▶ Given problem
Leave the pictures out and print every record below exactly as it stands.
[START OF Record excerpts]
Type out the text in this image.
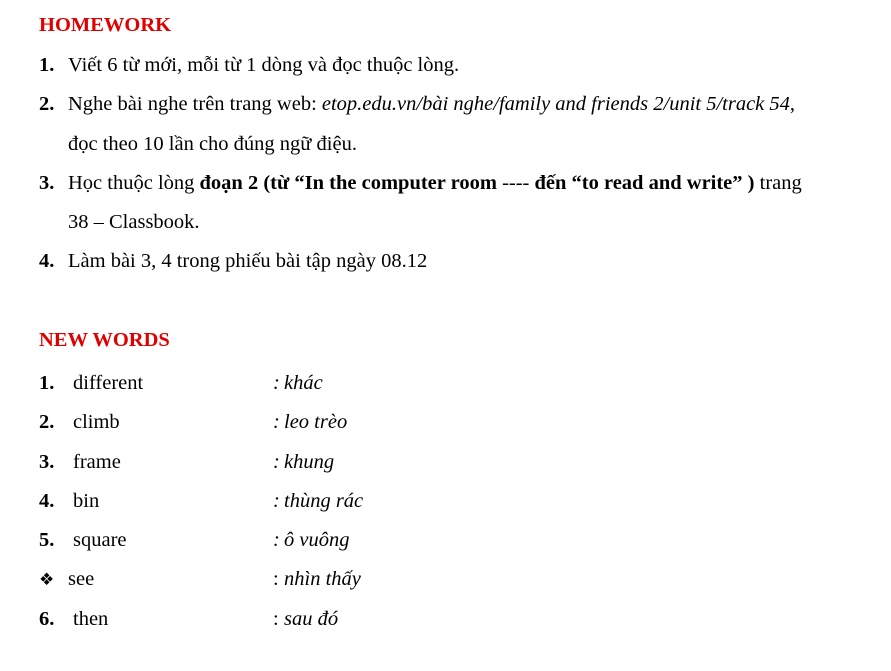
HOMEWORK
1. Viết 6 từ mới, mỗi từ 1 dòng và đọc thuộc lòng.
2. Nghe bài nghe trên trang web: etop.edu.vn/bài nghe/family and friends 2/unit 5/track 54,
đọc theo 10 lần cho đúng ngữ điệu.
3. Học thuộc lòng đoạn 2 (từ “In the computer room ---- đến “to read and write” ) trang
38 – Classbook.
4. Làm bài 3, 4 trong phiếu bài tập ngày 08.12
NEW WORDS
1. different	: khác
2. climb	: leo trèo
3. frame	: khung
4. bin	: thùng rác
5. square	: ô vuông
❖ see	: nhìn thấy
6. then	: sau đó
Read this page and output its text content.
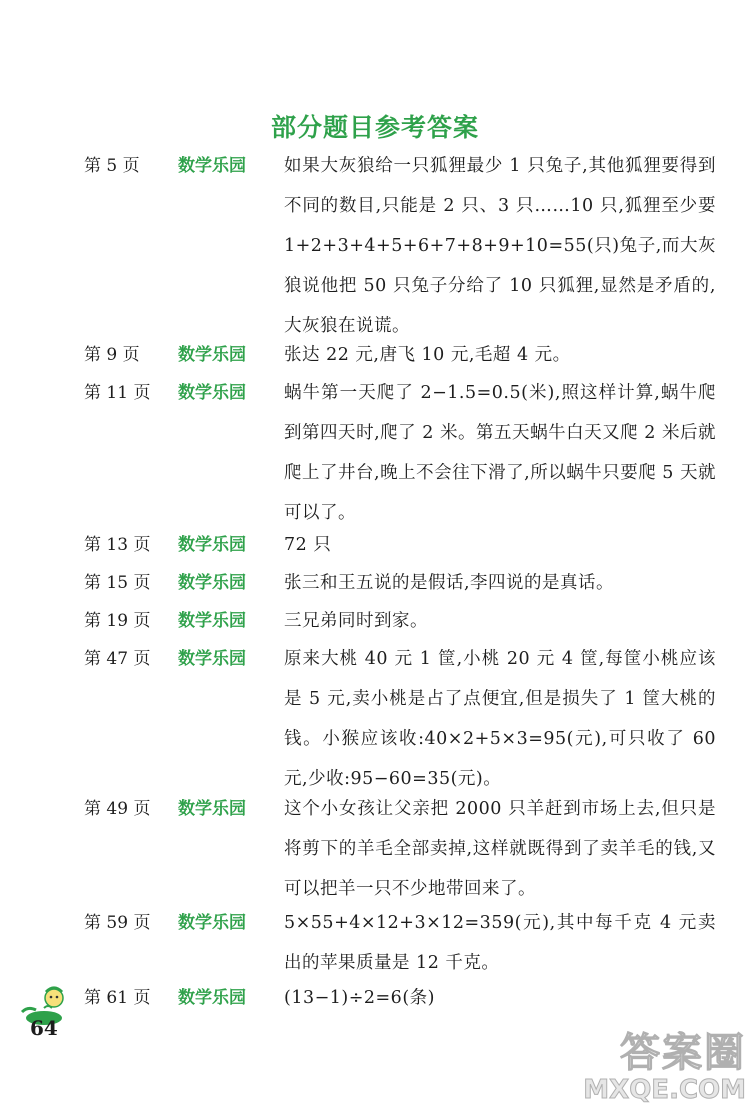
部分题目参考答案
第 5 页 数学乐园 如果大灰狼给一只狐狸最少 1 只兔子,其他狐狸要得到不同的数目,只能是 2 只、3 只……10 只,狐狸至少要 1+2+3+4+5+6+7+8+9+10=55(只)兔子,而大灰狼说他把 50 只兔子分给了 10 只狐狸,显然是矛盾的,大灰狼在说谎。

第 9 页 数学乐园 张达 22 元,唐飞 10 元,毛超 4 元。

第 11 页 数学乐园 蜗牛第一天爬了 2−1.5=0.5(米),照这样计算,蜗牛爬到第四天时,爬了 2 米。第五天蜗牛白天又爬 2 米后就爬上了井台,晚上不会往下滑了,所以蜗牛只要爬 5 天就可以了。

第 13 页 数学乐园 72 只

第 15 页 数学乐园 张三和王五说的是假话,李四说的是真话。

第 19 页 数学乐园 三兄弟同时到家。

第 47 页 数学乐园 原来大桃 40 元 1 筐,小桃 20 元 4 筐,每筐小桃应该是 5 元,卖小桃是占了点便宜,但是损失了 1 筐大桃的钱。小猴应该收:40×2+5×3=95(元),可只收了 60 元,少收:95−60=35(元)。

第 49 页 数学乐园 这个小女孩让父亲把 2000 只羊赶到市场上去,但只是将剪下的羊毛全部卖掉,这样就既得到了卖羊毛的钱,又可以把羊一只不少地带回来了。

第 59 页 数学乐园 5×55+4×12+3×12=359(元),其中每千克 4 元卖出的苹果质量是 12 千克。

第 61 页 数学乐园 (13−1)÷2=6(条)

64
答案圈
MXQE.COM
[END OF Record excerpts]
▶ Complete response
Type out the text in this image.
HOMEWORK
1. Viết 6 từ mới, mỗi từ 1 dòng và đọc thuộc lòng.
2. Nghe bài nghe trên trang web: etop.edu.vn/bài nghe/family and friends 2/unit 5/track 54,
đọc theo 10 lần cho đúng ngữ điệu.
3. Học thuộc lòng đoạn 2 (từ “In the computer room ---- đến “to read and write” ) trang
38 – Classbook.
4. Làm bài 3, 4 trong phiếu bài tập ngày 08.12
NEW WORDS
1. different	: khác
2. climb	: leo trèo
3. frame	: khung
4. bin	: thùng rác
5. square	: ô vuông
❖ see	: nhìn thấy
6. then	: sau đó
Read this page and output its text content.
部分题目参考答案
第 5 页 数学乐园 如果大灰狼给一只狐狸最少 1 只兔子,其他狐狸要得到不同的数目,只能是 2 只、3 只……10 只,狐狸至少要 1+2+3+4+5+6+7+8+9+10=55(只)兔子,而大灰狼说他把 50 只兔子分给了 10 只狐狸,显然是矛盾的,大灰狼在说谎。

第 9 页 数学乐园 张达 22 元,唐飞 10 元,毛超 4 元。

第 11 页 数学乐园 蜗牛第一天爬了 2−1.5=0.5(米),照这样计算,蜗牛爬到第四天时,爬了 2 米。第五天蜗牛白天又爬 2 米后就爬上了井台,晚上不会往下滑了,所以蜗牛只要爬 5 天就可以了。

第 13 页 数学乐园 72 只

第 15 页 数学乐园 张三和王五说的是假话,李四说的是真话。

第 19 页 数学乐园 三兄弟同时到家。

第 47 页 数学乐园 原来大桃 40 元 1 筐,小桃 20 元 4 筐,每筐小桃应该是 5 元,卖小桃是占了点便宜,但是损失了 1 筐大桃的钱。小猴应该收:40×2+5×3=95(元),可只收了 60 元,少收:95−60=35(元)。

第 49 页 数学乐园 这个小女孩让父亲把 2000 只羊赶到市场上去,但只是将剪下的羊毛全部卖掉,这样就既得到了卖羊毛的钱,又可以把羊一只不少地带回来了。

第 59 页 数学乐园 5×55+4×12+3×12=359(元),其中每千克 4 元卖出的苹果质量是 12 千克。

第 61 页 数学乐园 (13−1)÷2=6(条)

64
答案圈
MXQE.COM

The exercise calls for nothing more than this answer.